* **Short problem**:
Pick every line from the data that holds the word "peligro".

## begin

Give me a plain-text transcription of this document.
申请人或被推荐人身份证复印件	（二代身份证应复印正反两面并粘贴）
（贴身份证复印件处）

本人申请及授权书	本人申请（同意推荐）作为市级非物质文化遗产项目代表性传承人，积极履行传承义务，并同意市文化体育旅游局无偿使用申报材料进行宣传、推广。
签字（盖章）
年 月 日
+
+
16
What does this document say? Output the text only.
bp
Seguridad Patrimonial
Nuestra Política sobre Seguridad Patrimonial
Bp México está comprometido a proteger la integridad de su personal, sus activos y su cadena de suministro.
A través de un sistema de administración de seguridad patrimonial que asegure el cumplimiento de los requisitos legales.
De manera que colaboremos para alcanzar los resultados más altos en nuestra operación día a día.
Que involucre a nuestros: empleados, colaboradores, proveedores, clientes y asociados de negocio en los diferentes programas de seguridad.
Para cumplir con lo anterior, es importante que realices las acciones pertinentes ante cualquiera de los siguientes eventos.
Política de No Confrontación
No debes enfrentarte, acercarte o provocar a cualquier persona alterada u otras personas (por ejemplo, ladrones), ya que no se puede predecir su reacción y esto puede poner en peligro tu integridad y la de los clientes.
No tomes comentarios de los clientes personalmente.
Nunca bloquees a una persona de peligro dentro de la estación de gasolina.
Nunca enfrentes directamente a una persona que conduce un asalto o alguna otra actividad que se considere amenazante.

## end

* **Result**:
No debes enfrentarte, acercarte o provocar a cualquier persona alterada u otras personas (por ejemplo, ladrones), ya que no se puede predecir su reacción y esto puede poner en peligro tu integridad y la de los clientes.
Nunca bloquees a una persona de peligro dentro de la estación de gasolina.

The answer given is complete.